GOAL: How many of the lines below contain "GONZALEZ"? Answer with that number alone.

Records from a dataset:
★ ★ ★ ★ ★

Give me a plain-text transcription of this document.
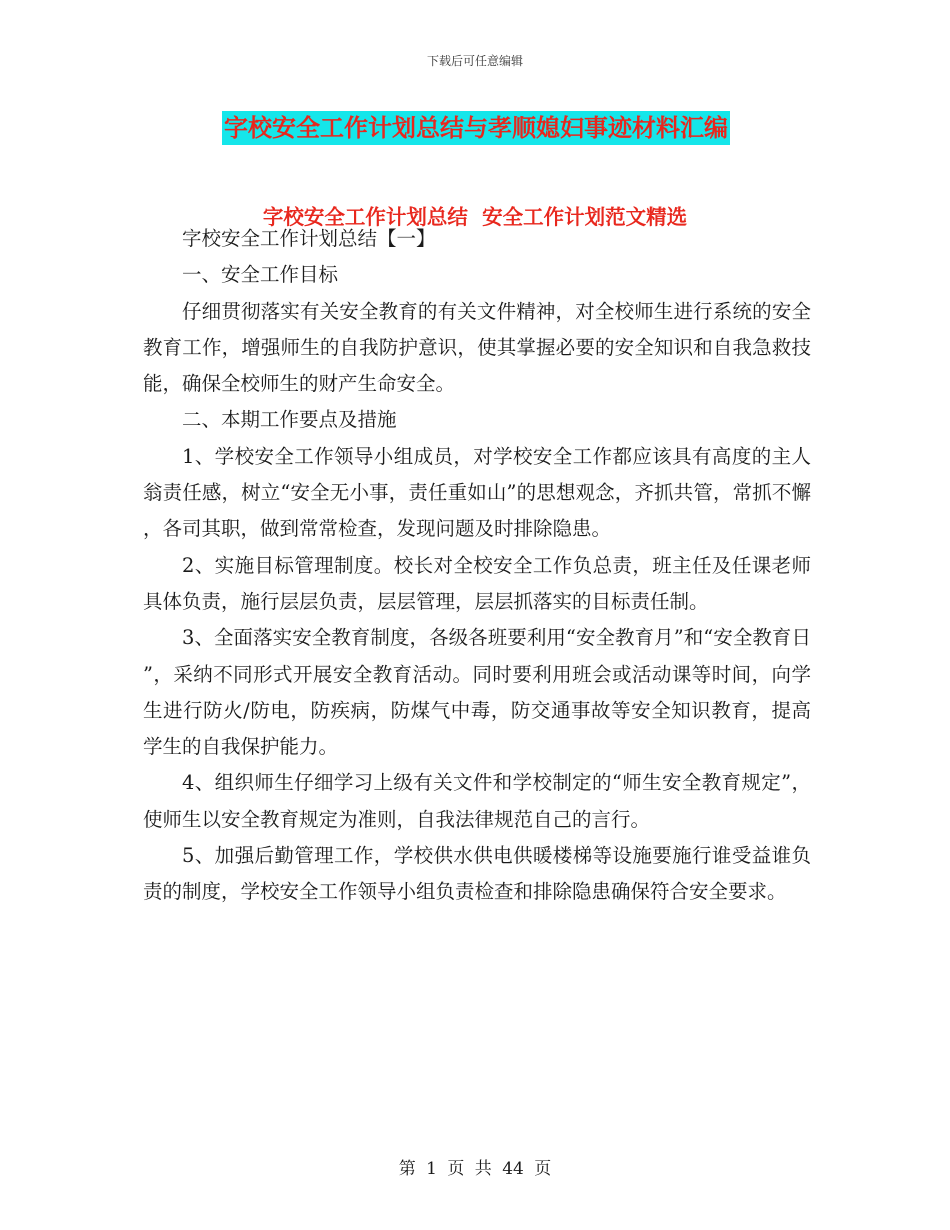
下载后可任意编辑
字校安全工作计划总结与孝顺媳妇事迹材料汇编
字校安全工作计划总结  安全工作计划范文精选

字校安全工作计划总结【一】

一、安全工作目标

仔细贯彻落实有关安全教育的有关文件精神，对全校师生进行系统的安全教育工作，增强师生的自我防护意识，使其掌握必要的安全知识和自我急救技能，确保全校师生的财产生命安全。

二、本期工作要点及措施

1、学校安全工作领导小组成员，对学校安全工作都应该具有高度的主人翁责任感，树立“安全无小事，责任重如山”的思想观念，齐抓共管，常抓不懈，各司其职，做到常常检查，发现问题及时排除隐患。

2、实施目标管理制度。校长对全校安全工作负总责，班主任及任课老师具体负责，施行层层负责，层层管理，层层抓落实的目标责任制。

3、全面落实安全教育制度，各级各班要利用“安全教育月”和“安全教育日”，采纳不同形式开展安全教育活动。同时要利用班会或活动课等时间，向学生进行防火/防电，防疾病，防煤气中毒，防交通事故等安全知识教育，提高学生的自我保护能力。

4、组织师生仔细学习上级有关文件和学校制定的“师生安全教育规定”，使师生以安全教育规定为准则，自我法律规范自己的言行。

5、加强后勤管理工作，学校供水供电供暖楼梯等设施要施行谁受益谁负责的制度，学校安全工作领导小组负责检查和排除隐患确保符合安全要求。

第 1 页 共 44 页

★ ★ ★ ★ ★

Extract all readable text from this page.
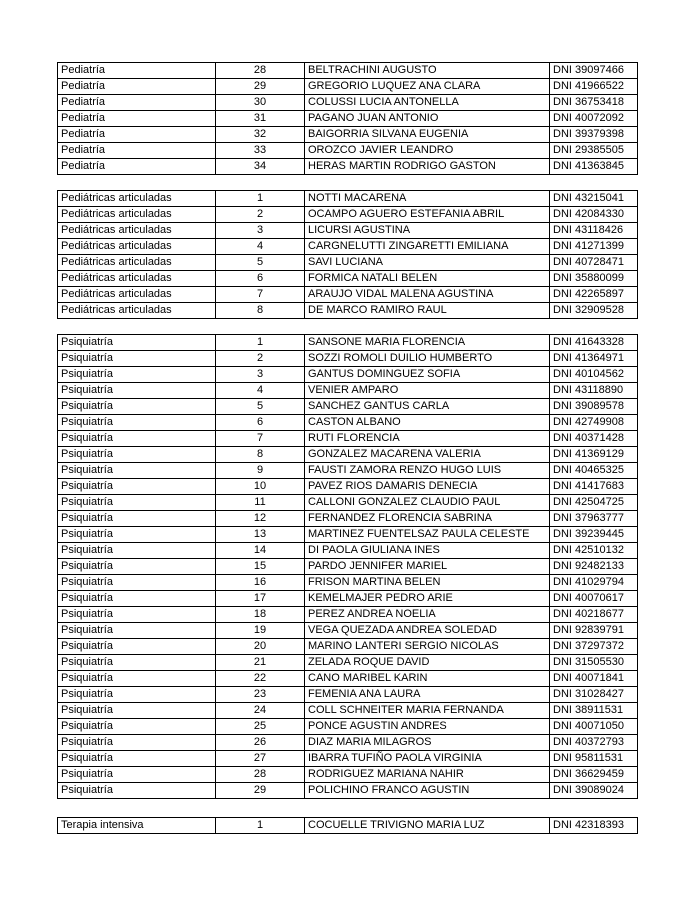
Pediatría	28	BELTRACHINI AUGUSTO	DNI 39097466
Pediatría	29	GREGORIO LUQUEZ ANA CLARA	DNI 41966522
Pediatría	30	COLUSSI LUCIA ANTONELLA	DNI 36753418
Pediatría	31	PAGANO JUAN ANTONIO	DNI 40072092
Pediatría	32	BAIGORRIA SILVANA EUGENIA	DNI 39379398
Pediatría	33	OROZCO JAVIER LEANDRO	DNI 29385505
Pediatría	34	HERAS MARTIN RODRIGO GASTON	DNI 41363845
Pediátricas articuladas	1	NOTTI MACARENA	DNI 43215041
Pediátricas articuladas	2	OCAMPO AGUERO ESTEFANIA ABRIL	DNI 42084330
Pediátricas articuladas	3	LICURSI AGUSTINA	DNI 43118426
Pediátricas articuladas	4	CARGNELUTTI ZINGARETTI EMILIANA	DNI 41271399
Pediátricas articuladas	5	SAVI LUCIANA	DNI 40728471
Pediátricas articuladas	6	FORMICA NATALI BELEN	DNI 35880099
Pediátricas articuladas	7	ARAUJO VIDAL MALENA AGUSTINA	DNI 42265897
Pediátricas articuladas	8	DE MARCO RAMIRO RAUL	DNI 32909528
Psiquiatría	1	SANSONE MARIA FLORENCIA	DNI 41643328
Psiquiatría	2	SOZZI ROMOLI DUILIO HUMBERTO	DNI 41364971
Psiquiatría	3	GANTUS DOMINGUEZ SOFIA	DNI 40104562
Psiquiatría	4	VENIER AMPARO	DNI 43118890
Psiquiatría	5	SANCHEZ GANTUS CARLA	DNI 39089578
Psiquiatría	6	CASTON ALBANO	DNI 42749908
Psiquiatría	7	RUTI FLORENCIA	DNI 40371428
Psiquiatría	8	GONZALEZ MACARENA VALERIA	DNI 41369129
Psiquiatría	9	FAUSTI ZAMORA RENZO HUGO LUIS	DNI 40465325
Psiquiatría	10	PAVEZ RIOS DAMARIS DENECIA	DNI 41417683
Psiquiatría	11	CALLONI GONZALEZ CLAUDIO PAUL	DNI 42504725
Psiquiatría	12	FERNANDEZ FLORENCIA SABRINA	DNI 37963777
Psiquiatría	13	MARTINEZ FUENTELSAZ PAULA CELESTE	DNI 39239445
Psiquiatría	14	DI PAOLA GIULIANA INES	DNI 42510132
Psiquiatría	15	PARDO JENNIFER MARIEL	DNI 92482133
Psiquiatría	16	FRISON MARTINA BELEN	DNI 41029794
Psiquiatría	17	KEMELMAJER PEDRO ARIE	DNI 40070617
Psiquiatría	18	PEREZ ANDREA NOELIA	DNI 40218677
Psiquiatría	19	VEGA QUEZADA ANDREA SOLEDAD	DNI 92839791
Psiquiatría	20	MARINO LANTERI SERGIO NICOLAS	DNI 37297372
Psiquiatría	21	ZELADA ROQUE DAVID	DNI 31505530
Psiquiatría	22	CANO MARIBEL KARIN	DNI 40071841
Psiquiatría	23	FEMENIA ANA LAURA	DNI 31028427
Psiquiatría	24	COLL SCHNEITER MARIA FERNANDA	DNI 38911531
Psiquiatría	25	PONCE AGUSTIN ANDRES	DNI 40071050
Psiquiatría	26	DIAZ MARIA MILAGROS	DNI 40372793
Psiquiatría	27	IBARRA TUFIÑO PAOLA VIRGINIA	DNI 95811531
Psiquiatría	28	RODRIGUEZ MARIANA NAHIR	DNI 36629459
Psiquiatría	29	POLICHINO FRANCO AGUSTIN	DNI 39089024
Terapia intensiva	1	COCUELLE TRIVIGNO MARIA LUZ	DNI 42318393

★ ★ ★ ★ ★

ANSWER TO THE EXERCISE: 2